→ What you will do
Tally the lines containing "this" and report the number alone.

→ Provided material

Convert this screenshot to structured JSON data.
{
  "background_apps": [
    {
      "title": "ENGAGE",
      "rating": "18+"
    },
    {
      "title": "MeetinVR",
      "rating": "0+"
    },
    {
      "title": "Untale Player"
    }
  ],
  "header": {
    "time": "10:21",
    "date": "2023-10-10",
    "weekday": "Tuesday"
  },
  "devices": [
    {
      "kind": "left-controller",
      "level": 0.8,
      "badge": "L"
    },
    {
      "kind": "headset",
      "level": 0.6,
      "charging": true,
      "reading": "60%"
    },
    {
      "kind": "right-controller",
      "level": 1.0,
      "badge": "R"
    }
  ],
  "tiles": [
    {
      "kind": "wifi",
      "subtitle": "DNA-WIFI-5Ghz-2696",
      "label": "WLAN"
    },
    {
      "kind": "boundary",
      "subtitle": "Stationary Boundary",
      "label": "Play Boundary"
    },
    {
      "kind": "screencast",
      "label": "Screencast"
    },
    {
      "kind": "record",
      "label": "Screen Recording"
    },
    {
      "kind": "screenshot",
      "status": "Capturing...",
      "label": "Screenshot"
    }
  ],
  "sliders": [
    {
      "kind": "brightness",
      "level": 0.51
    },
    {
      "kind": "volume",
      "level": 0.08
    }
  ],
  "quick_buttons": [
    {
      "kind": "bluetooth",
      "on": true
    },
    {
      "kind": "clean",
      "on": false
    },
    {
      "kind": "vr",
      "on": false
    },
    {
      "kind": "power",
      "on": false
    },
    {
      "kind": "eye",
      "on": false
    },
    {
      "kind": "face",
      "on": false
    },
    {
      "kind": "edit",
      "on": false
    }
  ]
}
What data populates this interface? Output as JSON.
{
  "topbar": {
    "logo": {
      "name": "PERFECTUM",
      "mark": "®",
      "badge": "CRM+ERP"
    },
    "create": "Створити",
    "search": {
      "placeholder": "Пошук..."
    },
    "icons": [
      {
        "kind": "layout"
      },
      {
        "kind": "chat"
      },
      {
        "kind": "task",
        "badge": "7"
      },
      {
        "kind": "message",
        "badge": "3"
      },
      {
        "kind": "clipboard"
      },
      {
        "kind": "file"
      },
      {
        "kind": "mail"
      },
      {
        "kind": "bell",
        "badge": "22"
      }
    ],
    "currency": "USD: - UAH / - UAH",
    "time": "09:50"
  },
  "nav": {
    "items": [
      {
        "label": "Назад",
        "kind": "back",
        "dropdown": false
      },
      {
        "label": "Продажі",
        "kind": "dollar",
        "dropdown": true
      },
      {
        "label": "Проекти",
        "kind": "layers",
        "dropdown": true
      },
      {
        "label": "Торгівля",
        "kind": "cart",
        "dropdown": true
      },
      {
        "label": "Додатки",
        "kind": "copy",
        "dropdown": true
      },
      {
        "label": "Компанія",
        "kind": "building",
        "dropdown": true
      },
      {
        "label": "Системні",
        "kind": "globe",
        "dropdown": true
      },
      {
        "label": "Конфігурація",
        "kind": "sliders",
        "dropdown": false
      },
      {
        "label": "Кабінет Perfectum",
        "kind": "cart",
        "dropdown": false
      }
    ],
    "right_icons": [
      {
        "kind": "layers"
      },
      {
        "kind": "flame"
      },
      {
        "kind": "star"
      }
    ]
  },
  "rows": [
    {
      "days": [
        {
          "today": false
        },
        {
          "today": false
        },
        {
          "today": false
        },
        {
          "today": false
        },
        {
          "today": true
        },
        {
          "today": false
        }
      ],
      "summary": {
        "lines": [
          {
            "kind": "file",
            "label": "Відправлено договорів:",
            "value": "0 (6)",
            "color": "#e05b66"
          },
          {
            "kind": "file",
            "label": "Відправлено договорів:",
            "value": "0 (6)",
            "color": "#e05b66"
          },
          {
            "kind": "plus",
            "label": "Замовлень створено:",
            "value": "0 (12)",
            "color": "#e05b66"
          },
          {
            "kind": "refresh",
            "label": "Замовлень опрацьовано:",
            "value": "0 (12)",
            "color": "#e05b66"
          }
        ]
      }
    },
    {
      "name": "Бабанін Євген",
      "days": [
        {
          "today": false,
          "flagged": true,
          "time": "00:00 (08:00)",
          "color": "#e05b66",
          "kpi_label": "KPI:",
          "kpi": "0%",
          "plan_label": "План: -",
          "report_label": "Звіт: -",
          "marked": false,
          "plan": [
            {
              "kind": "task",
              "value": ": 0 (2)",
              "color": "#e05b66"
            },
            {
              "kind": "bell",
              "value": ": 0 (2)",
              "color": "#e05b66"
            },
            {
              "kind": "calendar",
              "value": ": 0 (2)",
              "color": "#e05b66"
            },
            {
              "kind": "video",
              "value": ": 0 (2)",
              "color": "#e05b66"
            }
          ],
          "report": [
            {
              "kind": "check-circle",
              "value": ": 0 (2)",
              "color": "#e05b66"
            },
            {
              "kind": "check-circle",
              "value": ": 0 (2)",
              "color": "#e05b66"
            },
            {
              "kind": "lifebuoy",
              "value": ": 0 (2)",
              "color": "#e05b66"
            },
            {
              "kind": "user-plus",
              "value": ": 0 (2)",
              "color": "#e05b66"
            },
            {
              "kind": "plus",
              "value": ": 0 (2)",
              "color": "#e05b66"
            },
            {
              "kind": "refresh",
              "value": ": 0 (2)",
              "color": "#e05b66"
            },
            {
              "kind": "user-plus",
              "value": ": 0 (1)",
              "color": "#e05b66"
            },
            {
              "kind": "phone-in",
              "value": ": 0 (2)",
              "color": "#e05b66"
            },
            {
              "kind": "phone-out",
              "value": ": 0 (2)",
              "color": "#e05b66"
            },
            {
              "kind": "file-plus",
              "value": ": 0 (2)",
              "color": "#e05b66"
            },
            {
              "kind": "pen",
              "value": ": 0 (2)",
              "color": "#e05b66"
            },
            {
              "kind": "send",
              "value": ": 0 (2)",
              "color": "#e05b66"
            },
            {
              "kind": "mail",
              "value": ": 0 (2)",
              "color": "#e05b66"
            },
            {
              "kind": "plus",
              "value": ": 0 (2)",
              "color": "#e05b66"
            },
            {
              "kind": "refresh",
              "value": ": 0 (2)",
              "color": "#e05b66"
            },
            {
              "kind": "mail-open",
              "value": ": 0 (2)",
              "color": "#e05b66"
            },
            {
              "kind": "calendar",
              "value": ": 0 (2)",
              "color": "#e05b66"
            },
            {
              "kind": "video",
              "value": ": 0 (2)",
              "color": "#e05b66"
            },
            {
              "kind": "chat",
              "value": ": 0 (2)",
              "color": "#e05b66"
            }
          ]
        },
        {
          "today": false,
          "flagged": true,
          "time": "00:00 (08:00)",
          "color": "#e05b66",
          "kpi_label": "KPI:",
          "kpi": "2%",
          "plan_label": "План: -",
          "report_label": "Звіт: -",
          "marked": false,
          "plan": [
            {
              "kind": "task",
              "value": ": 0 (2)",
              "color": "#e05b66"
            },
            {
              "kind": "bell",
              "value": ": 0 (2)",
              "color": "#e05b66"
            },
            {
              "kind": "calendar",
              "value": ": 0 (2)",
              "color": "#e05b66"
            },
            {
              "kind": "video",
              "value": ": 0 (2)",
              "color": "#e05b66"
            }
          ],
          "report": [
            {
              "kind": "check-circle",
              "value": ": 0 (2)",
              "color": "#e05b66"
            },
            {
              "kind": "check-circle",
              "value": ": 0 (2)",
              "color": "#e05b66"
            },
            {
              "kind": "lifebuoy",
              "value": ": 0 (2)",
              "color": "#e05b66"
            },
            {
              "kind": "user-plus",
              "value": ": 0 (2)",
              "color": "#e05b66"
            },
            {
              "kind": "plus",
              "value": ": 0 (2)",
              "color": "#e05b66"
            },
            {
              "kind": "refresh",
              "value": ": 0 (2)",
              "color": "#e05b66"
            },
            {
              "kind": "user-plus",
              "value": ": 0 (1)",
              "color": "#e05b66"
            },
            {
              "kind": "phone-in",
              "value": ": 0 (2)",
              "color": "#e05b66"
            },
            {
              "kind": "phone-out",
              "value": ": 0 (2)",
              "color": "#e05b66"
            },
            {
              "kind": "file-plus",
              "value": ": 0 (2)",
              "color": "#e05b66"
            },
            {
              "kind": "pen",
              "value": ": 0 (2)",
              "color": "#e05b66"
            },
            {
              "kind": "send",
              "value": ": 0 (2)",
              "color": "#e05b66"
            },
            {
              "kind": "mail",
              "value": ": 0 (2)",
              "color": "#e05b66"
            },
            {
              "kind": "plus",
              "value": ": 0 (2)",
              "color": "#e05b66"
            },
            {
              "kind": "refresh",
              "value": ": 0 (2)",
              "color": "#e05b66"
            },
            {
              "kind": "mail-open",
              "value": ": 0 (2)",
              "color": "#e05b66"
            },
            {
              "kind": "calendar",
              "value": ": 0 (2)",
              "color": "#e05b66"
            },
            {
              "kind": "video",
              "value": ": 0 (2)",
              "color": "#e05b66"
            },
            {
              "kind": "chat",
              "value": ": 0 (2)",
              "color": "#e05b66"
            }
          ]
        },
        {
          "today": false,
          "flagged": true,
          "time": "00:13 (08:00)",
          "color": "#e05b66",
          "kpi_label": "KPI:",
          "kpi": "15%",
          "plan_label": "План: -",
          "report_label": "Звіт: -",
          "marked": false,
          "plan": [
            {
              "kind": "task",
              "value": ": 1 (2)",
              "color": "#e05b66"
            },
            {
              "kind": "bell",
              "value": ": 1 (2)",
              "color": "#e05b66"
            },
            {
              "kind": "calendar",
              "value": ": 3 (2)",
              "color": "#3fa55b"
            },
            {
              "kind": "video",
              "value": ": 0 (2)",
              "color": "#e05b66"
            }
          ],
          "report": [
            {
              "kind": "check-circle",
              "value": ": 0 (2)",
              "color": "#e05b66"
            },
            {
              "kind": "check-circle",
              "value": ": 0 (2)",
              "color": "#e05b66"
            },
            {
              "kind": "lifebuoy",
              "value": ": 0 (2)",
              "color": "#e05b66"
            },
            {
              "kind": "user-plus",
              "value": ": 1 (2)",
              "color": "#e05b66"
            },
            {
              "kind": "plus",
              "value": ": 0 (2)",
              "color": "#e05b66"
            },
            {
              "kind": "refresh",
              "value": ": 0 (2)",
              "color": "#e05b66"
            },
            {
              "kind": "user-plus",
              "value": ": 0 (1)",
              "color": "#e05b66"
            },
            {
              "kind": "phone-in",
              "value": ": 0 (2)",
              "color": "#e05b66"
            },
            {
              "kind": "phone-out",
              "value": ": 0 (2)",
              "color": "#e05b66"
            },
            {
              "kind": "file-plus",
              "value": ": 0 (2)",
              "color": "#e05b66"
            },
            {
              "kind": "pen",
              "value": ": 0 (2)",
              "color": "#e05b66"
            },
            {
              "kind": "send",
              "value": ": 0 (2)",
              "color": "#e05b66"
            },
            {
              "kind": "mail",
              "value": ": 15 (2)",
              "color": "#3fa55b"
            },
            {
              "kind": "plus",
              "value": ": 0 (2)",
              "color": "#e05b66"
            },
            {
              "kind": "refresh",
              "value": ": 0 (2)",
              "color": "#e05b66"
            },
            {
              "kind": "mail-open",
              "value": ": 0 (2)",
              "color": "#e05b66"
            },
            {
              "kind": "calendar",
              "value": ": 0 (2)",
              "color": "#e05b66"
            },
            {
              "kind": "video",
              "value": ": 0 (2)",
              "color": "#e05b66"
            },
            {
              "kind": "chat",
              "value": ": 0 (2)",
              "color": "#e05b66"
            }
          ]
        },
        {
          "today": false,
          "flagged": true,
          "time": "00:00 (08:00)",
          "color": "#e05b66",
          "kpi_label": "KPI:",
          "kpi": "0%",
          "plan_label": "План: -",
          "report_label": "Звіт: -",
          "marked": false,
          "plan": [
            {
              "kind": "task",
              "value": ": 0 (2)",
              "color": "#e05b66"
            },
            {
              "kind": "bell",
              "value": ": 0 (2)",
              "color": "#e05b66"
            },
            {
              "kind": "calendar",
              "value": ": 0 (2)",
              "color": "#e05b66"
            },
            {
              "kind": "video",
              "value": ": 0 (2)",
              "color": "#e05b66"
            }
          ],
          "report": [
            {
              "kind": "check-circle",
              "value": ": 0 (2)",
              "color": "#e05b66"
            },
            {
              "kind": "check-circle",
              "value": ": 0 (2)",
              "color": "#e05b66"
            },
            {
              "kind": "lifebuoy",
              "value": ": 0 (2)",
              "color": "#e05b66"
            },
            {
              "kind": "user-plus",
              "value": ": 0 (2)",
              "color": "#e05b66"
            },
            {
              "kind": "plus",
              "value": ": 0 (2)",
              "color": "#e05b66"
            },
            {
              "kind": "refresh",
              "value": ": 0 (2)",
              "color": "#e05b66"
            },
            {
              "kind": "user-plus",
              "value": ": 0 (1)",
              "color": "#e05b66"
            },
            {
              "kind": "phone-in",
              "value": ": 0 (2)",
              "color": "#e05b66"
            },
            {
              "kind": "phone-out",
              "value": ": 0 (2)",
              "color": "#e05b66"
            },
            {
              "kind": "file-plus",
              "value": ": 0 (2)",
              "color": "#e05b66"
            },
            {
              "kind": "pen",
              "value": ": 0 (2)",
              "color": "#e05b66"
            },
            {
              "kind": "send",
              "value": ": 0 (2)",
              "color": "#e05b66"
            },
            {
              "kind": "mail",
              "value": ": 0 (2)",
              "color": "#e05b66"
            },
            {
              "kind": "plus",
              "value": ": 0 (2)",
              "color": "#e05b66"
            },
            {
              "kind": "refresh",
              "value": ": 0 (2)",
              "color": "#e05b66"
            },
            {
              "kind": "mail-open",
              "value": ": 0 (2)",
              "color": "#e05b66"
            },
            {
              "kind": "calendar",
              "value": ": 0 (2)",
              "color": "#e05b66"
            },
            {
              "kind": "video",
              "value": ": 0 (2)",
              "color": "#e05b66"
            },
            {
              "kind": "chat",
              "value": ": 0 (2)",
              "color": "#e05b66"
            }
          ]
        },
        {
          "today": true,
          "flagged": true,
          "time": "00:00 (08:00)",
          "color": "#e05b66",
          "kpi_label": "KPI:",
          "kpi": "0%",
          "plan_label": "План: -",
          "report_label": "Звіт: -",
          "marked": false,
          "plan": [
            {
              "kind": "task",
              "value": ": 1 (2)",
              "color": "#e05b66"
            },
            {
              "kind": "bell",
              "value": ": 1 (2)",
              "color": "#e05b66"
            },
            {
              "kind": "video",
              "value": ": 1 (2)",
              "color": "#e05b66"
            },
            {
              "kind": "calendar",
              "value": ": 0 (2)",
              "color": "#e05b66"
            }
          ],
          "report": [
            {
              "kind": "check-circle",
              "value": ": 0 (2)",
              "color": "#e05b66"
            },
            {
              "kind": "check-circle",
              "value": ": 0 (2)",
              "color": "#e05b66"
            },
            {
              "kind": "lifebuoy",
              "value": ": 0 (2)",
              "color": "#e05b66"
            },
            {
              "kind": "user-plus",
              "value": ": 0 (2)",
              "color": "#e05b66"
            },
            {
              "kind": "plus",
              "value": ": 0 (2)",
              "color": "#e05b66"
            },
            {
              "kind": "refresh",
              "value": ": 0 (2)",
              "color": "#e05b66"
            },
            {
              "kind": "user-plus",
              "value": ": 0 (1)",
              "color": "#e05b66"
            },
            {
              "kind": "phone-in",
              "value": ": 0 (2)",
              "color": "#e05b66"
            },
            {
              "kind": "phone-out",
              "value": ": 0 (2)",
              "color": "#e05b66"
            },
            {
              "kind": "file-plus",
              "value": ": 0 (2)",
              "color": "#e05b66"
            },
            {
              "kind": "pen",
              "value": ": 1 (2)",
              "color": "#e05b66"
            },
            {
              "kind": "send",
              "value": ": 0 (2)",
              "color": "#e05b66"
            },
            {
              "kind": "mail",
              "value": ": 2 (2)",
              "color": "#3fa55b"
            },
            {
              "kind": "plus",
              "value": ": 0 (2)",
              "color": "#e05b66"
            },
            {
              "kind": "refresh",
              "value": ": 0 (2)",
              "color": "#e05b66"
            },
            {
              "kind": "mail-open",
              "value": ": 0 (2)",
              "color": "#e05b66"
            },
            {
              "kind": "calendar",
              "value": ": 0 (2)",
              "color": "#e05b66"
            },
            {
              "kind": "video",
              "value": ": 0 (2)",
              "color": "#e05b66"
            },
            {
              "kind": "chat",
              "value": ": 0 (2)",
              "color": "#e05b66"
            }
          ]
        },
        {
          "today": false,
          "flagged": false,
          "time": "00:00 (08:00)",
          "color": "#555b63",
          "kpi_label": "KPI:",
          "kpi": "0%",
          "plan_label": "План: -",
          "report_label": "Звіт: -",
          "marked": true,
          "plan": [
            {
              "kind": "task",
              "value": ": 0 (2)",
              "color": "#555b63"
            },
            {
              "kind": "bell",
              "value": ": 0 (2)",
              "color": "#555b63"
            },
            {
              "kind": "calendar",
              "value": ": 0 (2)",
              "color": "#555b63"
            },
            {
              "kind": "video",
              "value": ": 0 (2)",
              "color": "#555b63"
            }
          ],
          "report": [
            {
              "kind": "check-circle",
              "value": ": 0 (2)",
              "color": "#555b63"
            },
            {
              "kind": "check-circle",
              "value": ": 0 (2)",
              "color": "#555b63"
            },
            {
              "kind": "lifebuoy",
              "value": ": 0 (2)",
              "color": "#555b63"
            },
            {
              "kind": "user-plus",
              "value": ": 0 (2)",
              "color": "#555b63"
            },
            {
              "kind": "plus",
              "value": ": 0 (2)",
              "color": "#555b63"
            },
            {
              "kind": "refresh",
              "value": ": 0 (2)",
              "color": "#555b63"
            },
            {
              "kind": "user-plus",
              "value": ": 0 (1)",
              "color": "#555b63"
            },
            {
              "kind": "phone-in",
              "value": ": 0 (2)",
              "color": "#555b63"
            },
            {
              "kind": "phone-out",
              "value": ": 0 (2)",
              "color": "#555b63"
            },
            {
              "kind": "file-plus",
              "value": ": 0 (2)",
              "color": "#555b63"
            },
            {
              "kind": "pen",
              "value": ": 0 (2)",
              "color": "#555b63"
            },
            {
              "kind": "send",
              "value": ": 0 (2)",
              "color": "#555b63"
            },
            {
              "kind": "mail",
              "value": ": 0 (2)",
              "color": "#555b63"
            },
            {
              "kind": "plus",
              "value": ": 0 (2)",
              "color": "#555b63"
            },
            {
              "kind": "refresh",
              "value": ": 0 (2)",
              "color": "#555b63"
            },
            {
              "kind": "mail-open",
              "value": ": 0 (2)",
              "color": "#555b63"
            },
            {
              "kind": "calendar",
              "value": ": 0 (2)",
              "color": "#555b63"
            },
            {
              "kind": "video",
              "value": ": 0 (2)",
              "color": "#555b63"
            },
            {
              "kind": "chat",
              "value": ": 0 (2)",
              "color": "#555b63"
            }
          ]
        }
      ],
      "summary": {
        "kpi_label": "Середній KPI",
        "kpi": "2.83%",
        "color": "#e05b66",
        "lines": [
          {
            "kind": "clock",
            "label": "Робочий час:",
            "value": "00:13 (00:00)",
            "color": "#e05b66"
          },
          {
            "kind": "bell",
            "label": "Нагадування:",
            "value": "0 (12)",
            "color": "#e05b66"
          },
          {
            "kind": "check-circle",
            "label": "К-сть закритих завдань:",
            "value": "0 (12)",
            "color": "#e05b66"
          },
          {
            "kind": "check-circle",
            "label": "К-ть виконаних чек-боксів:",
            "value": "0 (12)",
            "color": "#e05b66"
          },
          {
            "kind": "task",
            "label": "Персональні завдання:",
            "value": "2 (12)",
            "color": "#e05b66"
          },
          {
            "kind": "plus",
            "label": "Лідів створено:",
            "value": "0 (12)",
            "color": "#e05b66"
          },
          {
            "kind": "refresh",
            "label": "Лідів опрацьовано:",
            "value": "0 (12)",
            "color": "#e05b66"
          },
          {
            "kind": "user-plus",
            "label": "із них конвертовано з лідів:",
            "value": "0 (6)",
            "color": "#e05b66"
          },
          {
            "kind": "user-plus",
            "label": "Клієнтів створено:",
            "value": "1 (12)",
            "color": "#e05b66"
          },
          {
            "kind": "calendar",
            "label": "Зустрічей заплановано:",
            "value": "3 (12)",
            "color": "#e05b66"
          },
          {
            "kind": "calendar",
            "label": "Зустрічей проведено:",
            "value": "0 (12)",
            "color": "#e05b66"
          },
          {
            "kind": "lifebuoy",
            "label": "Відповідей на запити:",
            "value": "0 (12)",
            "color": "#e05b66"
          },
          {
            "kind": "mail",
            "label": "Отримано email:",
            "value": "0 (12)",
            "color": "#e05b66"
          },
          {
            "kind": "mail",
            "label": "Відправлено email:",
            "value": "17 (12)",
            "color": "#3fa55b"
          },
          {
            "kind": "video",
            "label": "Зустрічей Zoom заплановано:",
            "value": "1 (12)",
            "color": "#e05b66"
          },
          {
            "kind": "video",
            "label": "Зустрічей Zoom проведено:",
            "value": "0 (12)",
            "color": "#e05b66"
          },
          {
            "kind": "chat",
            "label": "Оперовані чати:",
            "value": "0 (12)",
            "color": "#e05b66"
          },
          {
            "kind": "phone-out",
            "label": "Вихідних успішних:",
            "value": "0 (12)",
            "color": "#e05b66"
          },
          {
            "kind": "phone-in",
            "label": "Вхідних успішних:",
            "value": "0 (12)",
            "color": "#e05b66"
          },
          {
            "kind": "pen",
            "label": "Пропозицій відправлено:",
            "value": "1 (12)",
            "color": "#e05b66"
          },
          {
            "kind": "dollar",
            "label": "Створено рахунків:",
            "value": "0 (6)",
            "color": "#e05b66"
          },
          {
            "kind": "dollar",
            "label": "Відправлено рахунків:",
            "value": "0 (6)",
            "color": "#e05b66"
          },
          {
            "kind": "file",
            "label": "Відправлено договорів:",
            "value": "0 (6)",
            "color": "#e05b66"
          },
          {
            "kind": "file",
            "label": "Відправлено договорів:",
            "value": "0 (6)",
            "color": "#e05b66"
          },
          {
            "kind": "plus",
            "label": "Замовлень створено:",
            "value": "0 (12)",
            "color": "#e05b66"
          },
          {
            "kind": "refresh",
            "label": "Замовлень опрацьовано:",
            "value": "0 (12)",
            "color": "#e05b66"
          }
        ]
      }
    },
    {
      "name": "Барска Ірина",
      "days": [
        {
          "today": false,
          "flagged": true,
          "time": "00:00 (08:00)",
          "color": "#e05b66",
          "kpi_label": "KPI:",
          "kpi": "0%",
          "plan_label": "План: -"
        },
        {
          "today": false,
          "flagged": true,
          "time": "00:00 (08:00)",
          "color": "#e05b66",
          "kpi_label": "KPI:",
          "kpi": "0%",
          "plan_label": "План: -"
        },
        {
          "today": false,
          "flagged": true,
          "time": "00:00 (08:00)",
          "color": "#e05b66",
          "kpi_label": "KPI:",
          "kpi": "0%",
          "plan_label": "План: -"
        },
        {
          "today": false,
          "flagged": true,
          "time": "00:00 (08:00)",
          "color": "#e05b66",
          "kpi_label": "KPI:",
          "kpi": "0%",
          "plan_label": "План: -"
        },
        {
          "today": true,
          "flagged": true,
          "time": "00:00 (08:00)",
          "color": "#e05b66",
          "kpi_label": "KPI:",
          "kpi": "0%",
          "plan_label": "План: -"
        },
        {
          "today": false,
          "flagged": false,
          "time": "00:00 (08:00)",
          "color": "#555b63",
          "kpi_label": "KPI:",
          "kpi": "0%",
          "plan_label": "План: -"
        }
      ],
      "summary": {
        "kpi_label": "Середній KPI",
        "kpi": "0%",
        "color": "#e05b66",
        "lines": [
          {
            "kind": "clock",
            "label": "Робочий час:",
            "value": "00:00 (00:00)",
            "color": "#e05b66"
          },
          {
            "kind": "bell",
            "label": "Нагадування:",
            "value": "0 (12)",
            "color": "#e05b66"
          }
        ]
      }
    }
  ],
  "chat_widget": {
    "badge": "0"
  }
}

→ Complete answer
2